__QUELLE__
┄┄┄┄┄┄
Thüringer Allgemeine (Bad Langensalza)
Ein fortgesetztes Augenzwinkern
„Alles Lüge!“heißt es im Erfurter Kabarett „Die Arche“. Andreas Pflug und Dominique Wand erspielen sich vor allem Sympathiepunkte
Erfurt. „Kleine Lügen tun nicht weh“, singen sie, „kleine Lügen sind wie Honig im Tee, wie ein Sahnebaiser, und sie machen das Leben leichter . . .“Das stammt von Max Raabe und gibt hier gleich den Grundton vor: Es geht recht entspannt zu, charmant und wird gewiss nicht weh tun.
┄┄┄┄┄┄
__Gesammelte Daten__
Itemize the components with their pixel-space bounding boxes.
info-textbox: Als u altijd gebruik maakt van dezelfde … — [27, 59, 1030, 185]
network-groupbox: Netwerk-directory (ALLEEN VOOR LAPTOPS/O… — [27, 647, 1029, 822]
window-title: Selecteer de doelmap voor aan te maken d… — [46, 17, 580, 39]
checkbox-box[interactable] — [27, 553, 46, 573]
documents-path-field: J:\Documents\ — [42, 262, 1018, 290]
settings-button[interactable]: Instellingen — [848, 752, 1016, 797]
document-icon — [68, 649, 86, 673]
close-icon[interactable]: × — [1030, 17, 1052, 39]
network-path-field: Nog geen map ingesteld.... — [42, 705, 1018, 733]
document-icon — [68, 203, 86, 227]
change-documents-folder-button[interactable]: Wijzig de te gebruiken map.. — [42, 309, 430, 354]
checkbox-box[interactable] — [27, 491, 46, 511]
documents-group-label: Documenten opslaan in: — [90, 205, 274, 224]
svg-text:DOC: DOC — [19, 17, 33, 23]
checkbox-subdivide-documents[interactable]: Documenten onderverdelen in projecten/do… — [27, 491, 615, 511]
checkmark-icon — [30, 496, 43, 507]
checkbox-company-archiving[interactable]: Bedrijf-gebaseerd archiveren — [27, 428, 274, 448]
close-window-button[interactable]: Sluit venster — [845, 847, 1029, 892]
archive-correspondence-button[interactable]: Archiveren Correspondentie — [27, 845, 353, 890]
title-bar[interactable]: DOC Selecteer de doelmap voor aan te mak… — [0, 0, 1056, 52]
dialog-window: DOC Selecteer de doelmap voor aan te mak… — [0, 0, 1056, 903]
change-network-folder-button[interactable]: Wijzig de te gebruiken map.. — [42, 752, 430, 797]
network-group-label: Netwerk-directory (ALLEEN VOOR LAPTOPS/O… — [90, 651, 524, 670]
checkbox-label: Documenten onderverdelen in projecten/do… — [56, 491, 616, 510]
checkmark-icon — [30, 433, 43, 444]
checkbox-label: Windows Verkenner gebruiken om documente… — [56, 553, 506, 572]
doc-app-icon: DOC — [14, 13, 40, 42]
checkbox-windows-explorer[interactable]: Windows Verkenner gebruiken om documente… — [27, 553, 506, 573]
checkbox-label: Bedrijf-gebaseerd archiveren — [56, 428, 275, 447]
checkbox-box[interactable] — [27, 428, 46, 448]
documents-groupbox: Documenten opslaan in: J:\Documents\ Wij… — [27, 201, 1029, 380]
┄┄┄┄┄┄
__AUFGABEN__
• a. Beantworte anhand der Kabarettbesprechung die folgenden Fragen.
(i) Wie heißt das Erfurter Kabarett, in dem das Programm läuft?
(ii) Welche zwei Darsteller nennt die Kabarettbesprechung?
(iii) Von wem stammt das Lied mit der Zeile „Kleine Lügen tun nicht weh“?
• b. Übersetze diesen Satz aus der Kabarettbesprechung ins Englische: „Das stammt von Max Raabe und gibt hier gleich den Grundton vor: Es geht recht entspannt zu, charmant und wird gewiss nicht weh tun.“
• c. Führe die Kabarettbesprechung im Anschluss an ihren letzten Satz weiter.

__ERGEBNISSE JE AUFGABE__
• a.
(i) „Die Arche“
(ii) Andreas Pflug und Dominique Wand
(iii) Von Max Raabe

• b. That comes from Max Raabe and sets the keynote right away: things are fairly relaxed here, charming, and it certainly won't hurt.

• c.
Weitere Lügenlieder folgen: Rio Reisers „Alles Lüge“oder Roger Ciceros „Internet Single Börse“, in der alle reich und schön sind. Gerhard Schönes Lügenlied („Das glaub ich nicht, das glaub ich nicht“) haben sie umgedichtet, etwa so: „Politiker sind ehrlich, Glyphosat ist ungefährlich.“
Zu dem Lied trägt Andreas Pflug ein lustiges Hütchen, auf dem eine Tischklingel klebt, die Dominique Wand rhythmisch bedient. Es ist der sichtbarste Moment dafür, dass nicht nur andere auf die Mütze bekommen könnten, sondern auch man selbst.
Schließlich, das neue Programm heißt „Alles Lüge!“– das geht uns alle an. Wir lügen zwei bis zweihundert Mal täglich, die Wissenschaft ist sich da nicht ganz einig. Aber dieser Honig im Tee ist durchaus ein Bindemittel für sozialen Zusammenhalt.
Andernfalls würde ein Bundespräsident dem allezeit meckernden Volk in der Fernsehansprache vielleicht zurufen, was er denkt: „Ihr seid das Allerletzte!“So sprach’s Dietmar Wischmeyer als Präsident in der „Heute Show“. Dominique Wand spielt diese Nummer, die bissigste an diesem Abend, mit Steinmeier-Perücke und staatstragendem Ton.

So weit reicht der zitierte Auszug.